What to do
Write out every entry, unchanged. Skip any picture.

start

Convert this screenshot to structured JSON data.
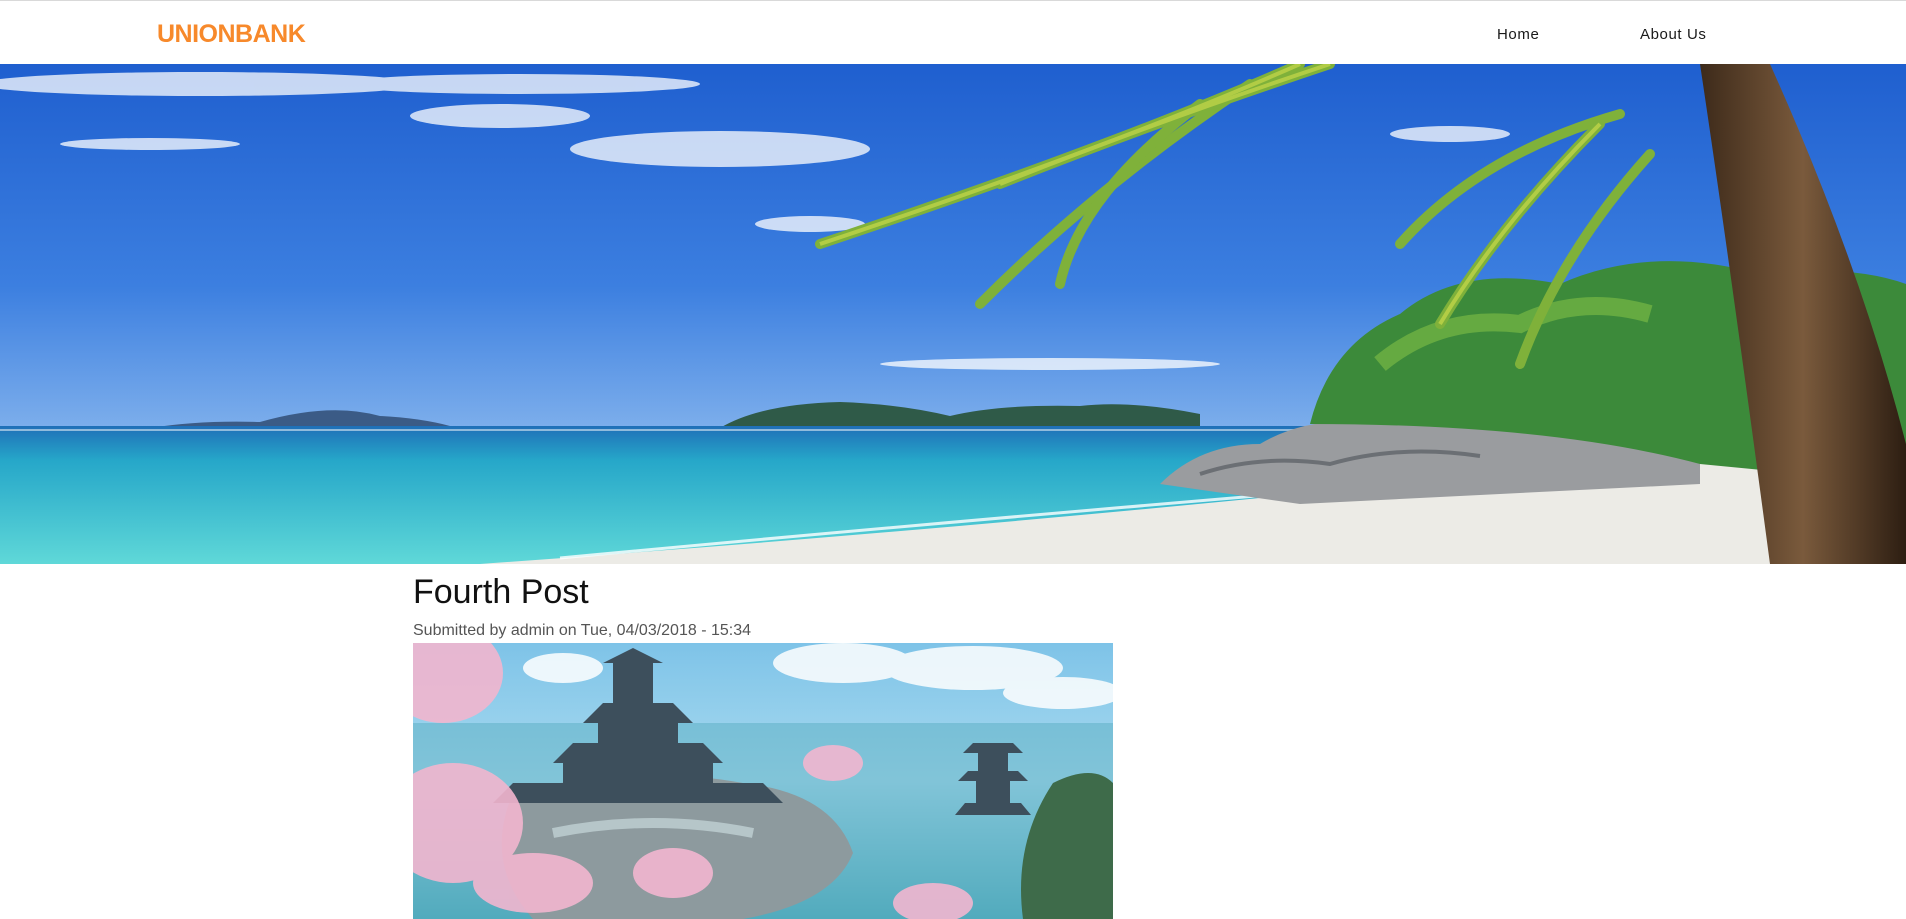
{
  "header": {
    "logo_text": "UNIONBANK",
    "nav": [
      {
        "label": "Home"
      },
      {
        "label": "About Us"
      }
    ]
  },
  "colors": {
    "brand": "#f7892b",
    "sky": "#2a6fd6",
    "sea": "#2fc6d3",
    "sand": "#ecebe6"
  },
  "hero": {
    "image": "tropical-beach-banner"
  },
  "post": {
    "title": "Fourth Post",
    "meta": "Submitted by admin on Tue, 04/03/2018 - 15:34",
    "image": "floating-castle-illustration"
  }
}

end

Exercise answer
Convert this screenshot to structured JSON data.
{
  "header": {
    "logo_text": "UNIONBANK",
    "nav": [
      {
        "label": "Home"
      },
      {
        "label": "About Us"
      }
    ]
  },
  "colors": {
    "brand": "#f7892b",
    "sky": "#2a6fd6",
    "sea": "#2fc6d3",
    "sand": "#ecebe6"
  },
  "hero": {
    "image": "tropical-beach-banner"
  },
  "post": {
    "title": "Fourth Post",
    "meta": "Submitted by admin on Tue, 04/03/2018 - 15:34",
    "image": "floating-castle-illustration"
  }
}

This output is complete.